- **Exercise task**: Check every line below for the word "Vehicle" and copy each one that has it.

- **Data supplied**:

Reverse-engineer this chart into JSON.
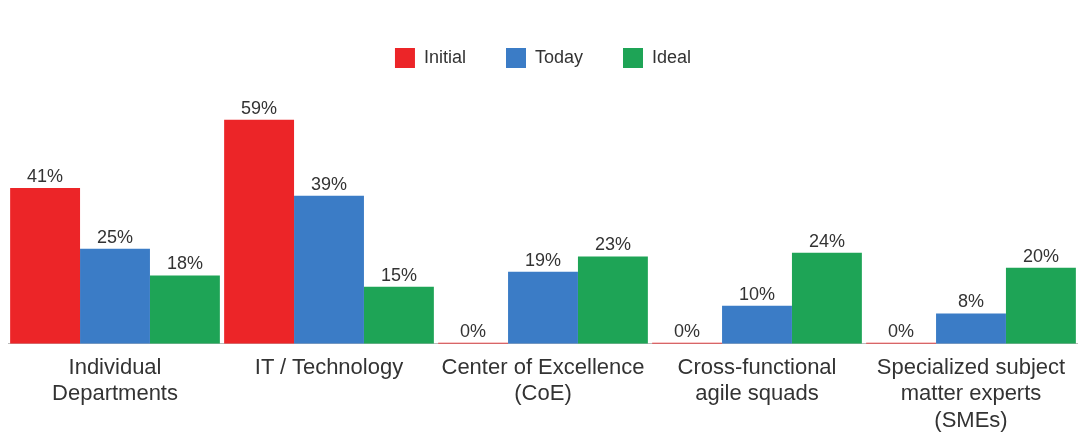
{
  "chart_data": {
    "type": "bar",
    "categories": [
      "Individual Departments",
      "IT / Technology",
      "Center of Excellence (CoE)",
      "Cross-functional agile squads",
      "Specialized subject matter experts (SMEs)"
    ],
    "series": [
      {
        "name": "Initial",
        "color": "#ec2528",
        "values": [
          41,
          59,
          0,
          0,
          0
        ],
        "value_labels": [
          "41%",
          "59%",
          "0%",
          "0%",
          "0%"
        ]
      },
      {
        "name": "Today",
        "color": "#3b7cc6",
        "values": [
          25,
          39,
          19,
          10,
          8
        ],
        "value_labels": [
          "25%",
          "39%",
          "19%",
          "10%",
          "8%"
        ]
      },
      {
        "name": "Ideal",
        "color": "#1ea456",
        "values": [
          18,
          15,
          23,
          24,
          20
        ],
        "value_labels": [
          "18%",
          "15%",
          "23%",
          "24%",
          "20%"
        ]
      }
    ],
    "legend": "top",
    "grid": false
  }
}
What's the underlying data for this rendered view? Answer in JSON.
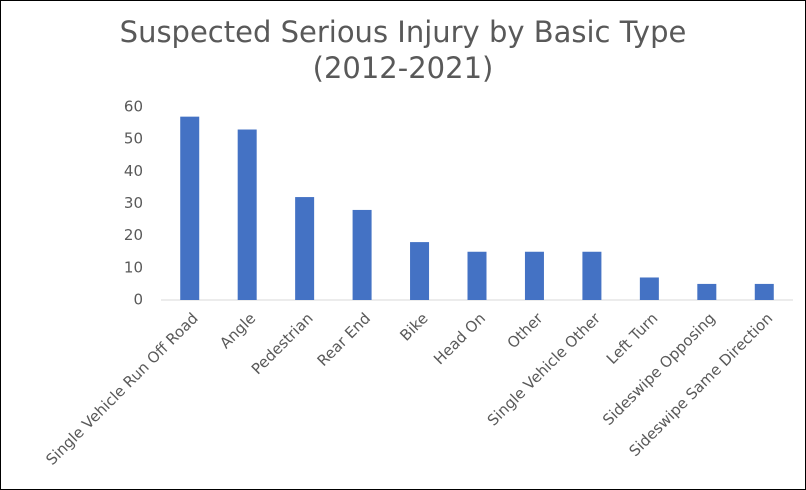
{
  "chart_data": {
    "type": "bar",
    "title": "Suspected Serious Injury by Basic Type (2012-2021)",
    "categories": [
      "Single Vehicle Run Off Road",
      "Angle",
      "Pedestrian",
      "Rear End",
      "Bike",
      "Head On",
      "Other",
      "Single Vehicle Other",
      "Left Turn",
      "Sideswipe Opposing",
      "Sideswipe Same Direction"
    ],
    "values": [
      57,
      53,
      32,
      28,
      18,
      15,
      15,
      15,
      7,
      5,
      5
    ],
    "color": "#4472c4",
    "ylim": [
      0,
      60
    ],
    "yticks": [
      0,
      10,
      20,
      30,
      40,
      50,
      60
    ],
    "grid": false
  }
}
==
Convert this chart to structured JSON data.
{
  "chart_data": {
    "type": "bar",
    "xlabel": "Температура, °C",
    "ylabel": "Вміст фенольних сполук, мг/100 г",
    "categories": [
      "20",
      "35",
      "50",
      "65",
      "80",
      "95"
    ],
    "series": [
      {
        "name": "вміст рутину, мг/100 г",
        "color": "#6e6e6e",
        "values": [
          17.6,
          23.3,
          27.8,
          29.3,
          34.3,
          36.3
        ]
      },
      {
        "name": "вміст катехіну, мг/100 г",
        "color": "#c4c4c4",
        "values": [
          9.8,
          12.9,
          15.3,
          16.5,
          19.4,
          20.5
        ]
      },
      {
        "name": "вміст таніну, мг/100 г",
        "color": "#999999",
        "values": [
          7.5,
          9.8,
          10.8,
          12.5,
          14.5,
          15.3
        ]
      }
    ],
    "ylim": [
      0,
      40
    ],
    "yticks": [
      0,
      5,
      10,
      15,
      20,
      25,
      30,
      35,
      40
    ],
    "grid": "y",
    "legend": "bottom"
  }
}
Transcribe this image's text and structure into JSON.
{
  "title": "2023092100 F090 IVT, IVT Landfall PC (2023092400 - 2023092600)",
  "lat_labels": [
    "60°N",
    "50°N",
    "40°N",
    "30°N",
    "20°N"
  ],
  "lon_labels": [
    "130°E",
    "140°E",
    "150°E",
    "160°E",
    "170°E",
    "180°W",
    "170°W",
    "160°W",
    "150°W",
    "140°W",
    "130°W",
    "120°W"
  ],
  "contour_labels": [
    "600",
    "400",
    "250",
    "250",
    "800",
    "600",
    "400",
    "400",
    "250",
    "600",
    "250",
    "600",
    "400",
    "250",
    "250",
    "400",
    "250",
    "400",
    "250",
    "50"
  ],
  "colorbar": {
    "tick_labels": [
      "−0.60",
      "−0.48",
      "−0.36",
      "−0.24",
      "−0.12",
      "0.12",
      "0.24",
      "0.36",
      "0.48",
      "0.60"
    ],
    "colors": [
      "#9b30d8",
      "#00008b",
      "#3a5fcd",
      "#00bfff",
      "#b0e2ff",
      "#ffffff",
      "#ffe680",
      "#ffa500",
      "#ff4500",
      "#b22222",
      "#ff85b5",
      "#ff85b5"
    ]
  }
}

- **Written response**:
      "Single Vehicle Run Off Road",
      "Single Vehicle Other",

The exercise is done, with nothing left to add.